◆ The problem:
Note each line where "запаса" appears, and copy it.

Entries taken from a collection
━━━━━━━━━━

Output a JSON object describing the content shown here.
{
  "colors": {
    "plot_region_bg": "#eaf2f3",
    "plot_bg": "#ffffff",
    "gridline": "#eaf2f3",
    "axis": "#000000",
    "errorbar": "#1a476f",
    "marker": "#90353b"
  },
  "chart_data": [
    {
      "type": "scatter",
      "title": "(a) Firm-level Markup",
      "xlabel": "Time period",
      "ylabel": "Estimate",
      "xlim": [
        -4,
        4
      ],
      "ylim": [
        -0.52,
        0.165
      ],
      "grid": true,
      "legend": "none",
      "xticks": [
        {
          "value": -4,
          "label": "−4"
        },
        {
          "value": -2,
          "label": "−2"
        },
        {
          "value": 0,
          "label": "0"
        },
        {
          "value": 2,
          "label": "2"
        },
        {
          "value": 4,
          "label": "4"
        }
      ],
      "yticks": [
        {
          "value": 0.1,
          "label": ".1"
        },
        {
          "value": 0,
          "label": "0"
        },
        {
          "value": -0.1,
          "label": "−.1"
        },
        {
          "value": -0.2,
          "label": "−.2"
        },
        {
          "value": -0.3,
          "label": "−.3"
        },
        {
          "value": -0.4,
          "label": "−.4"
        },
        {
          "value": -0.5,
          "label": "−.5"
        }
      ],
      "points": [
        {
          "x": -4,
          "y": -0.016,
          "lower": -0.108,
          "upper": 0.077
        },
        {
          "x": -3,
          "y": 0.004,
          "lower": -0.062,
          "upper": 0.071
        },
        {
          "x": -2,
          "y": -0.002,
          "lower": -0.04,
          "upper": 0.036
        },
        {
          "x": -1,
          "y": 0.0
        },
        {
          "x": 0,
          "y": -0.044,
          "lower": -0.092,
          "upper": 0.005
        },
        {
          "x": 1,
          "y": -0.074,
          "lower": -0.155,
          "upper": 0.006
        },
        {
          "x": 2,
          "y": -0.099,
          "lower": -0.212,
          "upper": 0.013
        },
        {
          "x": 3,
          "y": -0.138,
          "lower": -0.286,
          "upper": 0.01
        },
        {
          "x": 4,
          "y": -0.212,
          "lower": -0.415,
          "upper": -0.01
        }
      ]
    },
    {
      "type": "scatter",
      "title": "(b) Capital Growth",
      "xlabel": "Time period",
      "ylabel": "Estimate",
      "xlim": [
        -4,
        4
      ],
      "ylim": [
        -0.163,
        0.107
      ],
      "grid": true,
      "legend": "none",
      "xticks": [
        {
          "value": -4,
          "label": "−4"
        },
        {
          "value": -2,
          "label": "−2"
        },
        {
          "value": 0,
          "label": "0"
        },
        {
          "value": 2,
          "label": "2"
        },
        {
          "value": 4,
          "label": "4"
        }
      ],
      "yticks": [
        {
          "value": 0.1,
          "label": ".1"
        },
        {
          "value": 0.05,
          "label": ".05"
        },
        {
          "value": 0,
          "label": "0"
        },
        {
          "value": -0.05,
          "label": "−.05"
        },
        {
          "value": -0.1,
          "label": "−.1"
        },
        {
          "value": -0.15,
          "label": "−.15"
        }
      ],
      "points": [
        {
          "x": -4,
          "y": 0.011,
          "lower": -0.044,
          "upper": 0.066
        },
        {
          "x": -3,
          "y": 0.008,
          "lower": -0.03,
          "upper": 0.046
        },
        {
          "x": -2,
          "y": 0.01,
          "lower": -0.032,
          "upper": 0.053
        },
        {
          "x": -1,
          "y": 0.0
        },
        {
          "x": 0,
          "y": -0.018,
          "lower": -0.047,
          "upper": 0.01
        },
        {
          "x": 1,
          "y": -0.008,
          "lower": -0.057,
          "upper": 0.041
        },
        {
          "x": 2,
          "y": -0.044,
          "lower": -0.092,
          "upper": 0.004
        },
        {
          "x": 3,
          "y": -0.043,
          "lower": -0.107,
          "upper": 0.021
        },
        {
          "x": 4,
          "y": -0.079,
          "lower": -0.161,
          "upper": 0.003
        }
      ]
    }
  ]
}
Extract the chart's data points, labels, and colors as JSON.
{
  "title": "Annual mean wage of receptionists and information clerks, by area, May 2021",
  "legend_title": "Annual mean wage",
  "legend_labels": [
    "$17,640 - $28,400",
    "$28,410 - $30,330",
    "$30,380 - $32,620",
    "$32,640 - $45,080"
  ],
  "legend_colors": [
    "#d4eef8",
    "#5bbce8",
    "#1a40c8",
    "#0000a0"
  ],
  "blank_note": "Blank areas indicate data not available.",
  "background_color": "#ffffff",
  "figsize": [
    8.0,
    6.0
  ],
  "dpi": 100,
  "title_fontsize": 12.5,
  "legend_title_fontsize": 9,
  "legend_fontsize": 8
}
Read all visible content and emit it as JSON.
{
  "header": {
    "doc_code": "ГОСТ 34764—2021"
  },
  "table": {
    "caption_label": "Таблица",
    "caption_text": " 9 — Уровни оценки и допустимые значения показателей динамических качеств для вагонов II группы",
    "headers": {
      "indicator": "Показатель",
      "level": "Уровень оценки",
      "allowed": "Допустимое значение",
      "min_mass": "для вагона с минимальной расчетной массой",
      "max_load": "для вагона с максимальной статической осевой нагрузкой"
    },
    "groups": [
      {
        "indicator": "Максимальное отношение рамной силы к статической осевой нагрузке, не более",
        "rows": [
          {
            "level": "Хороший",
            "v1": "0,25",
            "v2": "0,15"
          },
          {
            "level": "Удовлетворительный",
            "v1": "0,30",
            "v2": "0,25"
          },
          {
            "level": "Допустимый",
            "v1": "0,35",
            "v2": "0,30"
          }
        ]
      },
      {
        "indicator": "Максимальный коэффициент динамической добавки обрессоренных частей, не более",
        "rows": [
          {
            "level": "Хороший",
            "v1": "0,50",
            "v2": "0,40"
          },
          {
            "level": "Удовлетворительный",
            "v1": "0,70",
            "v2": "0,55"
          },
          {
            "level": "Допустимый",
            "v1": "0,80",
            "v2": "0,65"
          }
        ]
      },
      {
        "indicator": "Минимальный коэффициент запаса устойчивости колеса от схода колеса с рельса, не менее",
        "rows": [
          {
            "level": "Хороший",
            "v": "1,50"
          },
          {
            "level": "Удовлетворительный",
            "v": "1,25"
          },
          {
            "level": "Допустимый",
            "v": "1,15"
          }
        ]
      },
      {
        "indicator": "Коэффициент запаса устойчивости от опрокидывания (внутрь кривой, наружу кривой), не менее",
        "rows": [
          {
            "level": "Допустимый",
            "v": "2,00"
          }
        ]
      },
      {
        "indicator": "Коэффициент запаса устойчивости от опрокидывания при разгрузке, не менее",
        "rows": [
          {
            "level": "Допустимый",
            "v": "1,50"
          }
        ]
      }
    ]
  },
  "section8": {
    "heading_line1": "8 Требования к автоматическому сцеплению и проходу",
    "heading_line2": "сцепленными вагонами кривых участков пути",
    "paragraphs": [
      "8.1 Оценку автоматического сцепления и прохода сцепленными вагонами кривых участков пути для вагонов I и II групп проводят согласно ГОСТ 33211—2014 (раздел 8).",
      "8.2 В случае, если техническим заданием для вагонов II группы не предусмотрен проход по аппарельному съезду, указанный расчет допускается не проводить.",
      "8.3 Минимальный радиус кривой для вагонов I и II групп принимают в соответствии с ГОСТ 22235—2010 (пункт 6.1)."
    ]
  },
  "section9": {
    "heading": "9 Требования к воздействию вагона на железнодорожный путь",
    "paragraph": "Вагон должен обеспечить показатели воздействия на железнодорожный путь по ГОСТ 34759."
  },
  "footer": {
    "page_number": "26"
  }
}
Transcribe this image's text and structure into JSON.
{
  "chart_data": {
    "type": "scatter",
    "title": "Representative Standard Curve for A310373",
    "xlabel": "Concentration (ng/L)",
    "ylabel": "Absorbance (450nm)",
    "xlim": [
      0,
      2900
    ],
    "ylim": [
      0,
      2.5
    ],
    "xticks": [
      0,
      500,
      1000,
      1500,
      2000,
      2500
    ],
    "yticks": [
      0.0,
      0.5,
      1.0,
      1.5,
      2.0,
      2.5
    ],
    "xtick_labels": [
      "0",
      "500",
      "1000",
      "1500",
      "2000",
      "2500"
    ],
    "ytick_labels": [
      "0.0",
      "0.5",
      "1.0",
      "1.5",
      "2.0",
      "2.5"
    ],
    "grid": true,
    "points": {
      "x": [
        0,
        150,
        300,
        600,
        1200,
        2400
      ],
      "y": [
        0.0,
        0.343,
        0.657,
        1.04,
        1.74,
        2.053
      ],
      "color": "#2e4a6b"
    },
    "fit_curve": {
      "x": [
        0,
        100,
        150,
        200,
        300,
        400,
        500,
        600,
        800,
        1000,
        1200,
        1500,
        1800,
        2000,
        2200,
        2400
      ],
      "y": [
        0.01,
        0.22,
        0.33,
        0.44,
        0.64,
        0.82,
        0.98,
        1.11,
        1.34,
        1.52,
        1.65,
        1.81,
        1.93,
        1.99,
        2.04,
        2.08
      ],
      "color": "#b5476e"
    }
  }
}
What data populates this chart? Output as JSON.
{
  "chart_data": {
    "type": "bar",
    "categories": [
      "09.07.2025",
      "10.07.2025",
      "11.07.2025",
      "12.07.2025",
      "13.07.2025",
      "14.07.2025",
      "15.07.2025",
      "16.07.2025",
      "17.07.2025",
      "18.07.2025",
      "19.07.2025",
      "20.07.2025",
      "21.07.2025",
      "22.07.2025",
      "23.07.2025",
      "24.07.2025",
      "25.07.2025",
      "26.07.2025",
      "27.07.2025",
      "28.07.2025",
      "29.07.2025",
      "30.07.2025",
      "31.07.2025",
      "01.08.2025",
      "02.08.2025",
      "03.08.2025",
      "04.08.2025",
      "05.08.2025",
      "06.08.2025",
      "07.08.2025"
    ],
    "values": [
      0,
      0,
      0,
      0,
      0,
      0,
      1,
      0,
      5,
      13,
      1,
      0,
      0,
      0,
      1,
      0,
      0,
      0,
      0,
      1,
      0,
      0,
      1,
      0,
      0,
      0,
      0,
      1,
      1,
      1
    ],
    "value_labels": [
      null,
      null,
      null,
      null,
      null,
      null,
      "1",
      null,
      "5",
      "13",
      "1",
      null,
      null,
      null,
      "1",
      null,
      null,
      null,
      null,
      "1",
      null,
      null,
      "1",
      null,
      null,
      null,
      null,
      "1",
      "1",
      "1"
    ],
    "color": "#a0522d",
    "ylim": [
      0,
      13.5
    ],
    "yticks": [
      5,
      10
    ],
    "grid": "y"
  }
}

━━━━━━━━━━

◆ Response to the task:
        "indicator": "Минимальный коэффициент запаса устойчивости колеса от схода колеса с рельса, не менее",
        "indicator": "Коэффициент запаса устойчивости от опрокидывания (внутрь кривой, наружу кривой), не менее",
        "indicator": "Коэффициент запаса устойчивости от опрокидывания при разгрузке, не менее",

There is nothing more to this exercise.